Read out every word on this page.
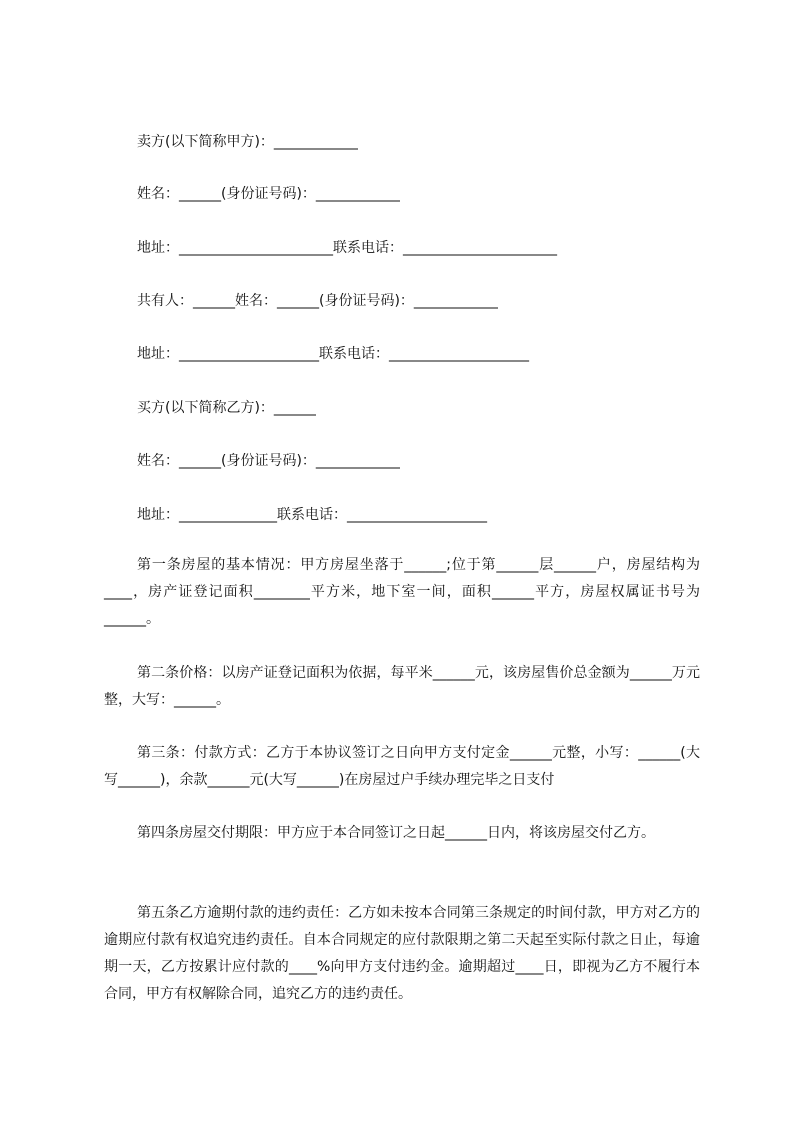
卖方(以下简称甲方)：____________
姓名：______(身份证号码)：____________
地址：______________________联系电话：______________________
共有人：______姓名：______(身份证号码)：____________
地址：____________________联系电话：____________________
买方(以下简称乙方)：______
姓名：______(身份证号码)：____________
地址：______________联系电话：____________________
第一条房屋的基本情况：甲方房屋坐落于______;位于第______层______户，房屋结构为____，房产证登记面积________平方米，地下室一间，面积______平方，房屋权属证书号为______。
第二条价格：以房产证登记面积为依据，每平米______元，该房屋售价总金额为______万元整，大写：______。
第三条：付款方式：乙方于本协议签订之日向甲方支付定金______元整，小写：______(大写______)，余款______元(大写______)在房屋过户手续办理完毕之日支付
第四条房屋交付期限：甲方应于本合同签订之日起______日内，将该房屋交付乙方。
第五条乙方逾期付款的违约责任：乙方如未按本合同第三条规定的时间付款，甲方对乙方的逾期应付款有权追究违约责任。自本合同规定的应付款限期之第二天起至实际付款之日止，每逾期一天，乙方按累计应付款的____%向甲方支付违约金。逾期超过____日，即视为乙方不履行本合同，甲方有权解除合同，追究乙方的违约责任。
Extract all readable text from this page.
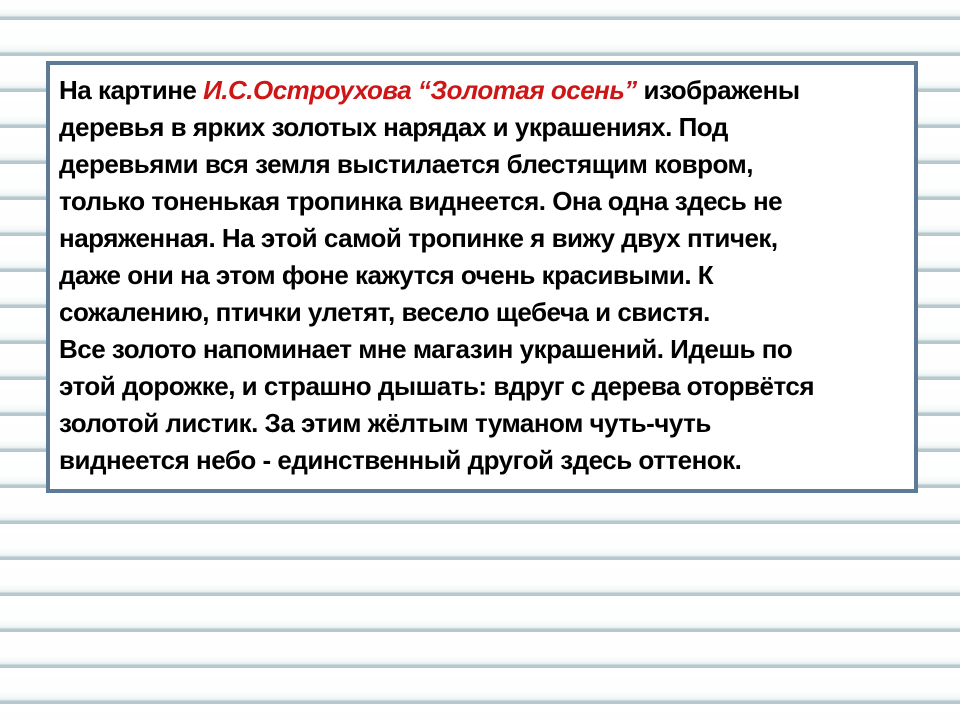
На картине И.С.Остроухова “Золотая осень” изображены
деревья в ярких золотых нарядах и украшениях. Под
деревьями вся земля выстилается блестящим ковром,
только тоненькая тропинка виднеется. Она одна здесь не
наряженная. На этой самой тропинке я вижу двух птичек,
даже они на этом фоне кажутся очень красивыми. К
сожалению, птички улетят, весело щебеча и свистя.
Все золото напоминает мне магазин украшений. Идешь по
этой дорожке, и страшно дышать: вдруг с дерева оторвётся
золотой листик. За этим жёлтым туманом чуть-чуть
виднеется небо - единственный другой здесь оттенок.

# # # #

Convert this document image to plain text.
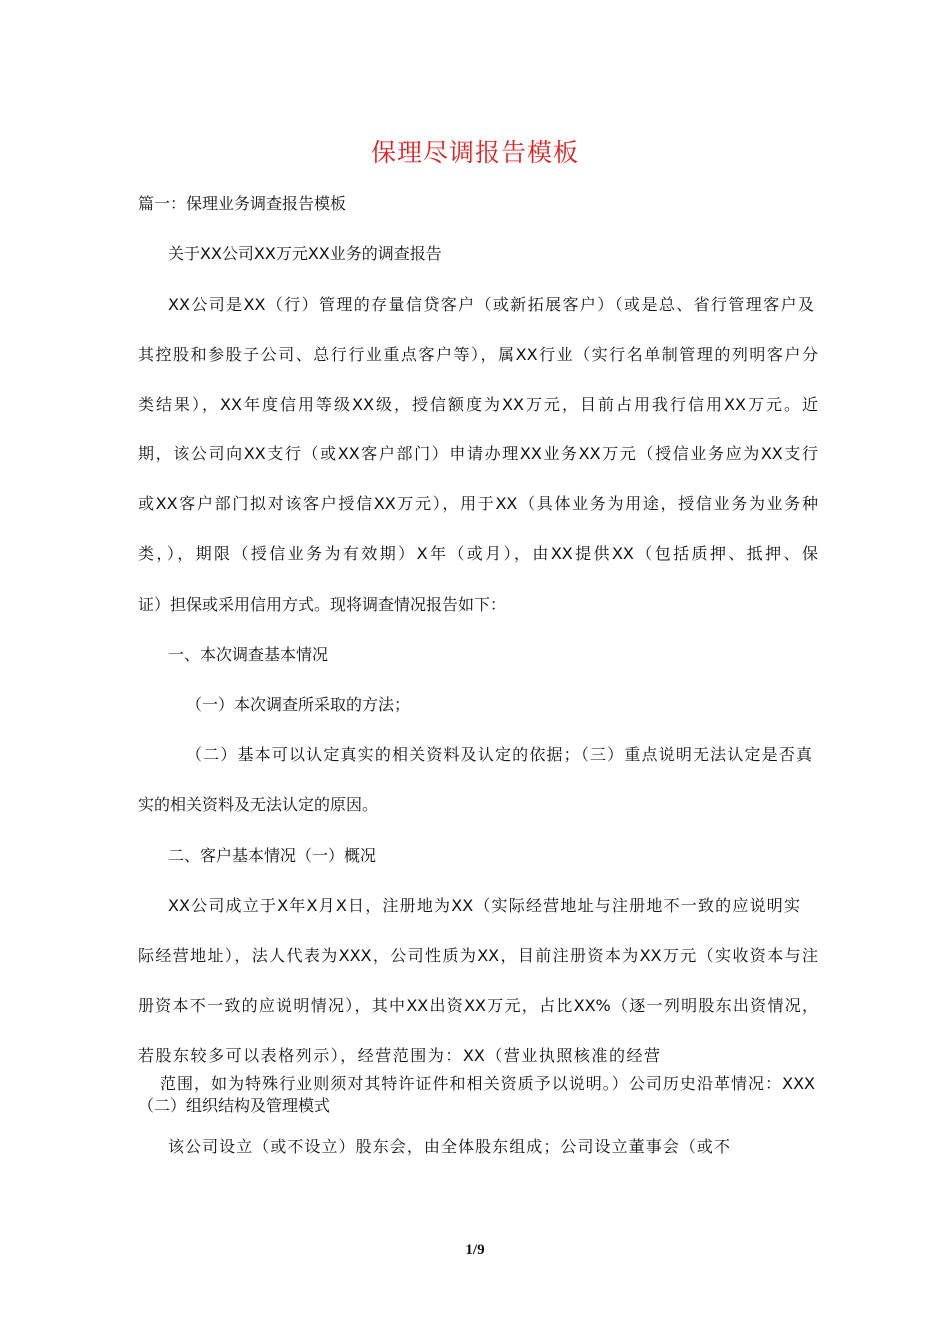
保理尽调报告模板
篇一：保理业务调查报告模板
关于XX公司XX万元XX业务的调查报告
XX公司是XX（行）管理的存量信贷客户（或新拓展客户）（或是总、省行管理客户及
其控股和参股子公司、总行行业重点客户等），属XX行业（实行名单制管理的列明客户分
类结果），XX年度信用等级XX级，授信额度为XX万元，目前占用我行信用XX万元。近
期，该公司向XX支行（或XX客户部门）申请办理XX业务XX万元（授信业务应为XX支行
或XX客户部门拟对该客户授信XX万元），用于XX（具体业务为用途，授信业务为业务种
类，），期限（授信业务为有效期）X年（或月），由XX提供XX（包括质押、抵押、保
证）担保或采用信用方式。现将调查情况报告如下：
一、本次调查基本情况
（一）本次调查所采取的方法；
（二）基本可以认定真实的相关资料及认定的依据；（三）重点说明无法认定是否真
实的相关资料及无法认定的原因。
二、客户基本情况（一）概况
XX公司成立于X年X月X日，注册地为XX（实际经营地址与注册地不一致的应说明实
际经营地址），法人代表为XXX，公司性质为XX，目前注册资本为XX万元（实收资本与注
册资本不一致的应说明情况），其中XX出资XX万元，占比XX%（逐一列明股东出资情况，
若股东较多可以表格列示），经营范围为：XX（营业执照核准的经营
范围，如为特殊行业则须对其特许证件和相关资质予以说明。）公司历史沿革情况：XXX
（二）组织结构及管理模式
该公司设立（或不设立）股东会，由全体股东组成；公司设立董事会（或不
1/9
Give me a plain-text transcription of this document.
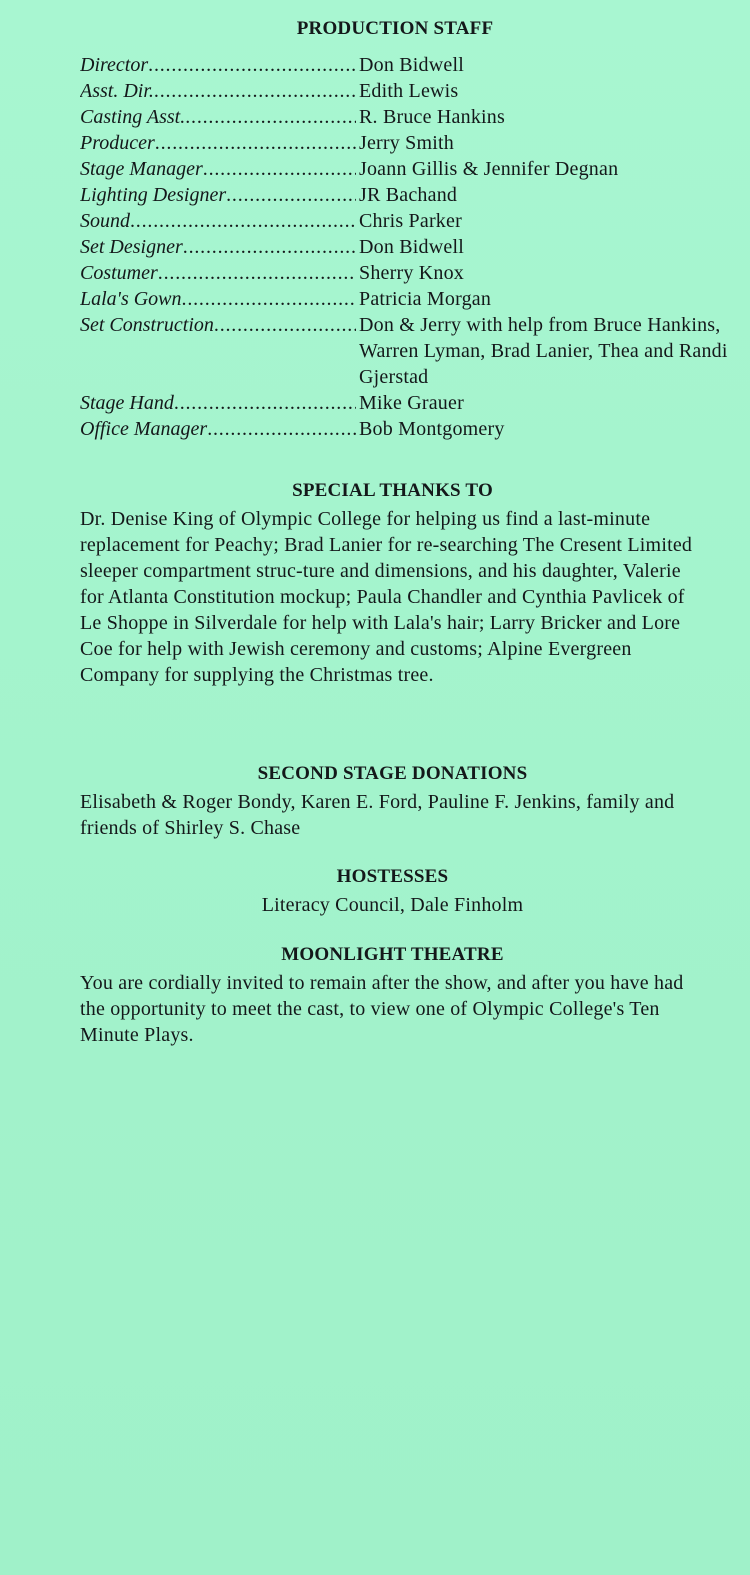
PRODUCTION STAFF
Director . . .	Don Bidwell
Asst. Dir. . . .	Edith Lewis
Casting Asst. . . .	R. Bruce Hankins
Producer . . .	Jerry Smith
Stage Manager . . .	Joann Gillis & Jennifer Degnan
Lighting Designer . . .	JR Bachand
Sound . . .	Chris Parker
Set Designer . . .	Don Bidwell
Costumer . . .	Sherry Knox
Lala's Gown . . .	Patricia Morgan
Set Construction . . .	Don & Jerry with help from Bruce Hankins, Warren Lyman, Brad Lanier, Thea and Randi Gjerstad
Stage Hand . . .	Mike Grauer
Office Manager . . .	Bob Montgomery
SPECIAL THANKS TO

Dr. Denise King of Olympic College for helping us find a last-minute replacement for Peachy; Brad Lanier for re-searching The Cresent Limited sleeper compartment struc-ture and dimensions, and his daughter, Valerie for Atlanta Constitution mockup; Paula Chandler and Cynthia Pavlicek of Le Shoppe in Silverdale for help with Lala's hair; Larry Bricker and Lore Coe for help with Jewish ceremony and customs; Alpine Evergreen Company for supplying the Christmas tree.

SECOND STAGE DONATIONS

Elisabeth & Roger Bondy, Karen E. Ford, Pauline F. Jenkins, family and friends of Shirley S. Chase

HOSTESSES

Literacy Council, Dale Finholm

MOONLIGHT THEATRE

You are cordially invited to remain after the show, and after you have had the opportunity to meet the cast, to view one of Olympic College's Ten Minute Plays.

# # # #

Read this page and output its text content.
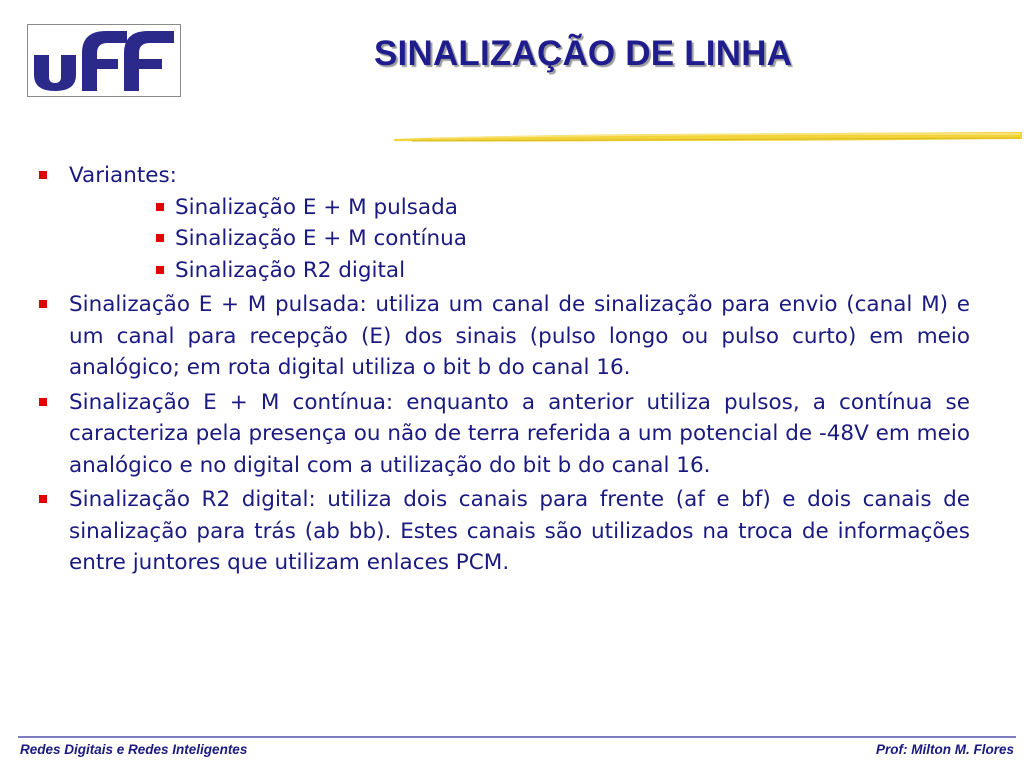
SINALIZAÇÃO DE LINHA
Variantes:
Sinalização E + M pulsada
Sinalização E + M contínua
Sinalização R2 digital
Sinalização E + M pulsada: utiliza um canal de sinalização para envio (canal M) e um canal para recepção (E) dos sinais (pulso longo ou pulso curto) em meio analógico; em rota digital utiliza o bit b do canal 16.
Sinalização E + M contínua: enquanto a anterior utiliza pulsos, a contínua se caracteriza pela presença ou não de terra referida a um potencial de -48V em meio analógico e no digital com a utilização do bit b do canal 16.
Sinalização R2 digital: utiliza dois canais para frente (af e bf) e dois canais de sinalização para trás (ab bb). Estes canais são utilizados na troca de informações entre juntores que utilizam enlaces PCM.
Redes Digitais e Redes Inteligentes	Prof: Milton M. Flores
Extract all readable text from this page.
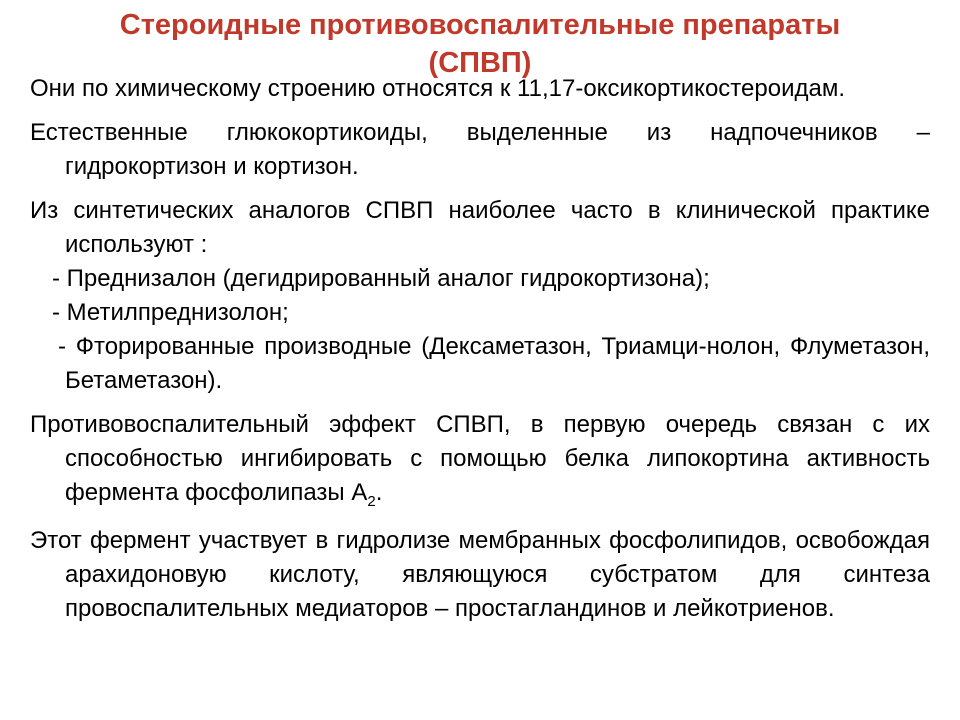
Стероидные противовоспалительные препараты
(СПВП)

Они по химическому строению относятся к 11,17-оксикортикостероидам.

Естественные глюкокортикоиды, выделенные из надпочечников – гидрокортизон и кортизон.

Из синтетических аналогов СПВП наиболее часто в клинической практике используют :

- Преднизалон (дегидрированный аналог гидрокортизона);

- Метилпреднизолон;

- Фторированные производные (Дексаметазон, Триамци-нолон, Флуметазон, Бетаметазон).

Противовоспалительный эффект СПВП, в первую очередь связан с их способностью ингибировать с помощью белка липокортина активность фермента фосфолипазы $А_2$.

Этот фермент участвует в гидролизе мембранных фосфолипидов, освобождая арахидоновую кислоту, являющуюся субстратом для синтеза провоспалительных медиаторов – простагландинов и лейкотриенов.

# # # #

DESCRIPTION OF THE TASK => Return every line holding the word "contínua" from the records.

RESULT =>
Sinalização E + M contínua
Sinalização E + M contínua: enquanto a anterior utiliza pulsos, a contínua se caracteriza pela presença ou não de terra referida a um potencial de -48V em meio analógico e no digital com a utilização do bit b do canal 16.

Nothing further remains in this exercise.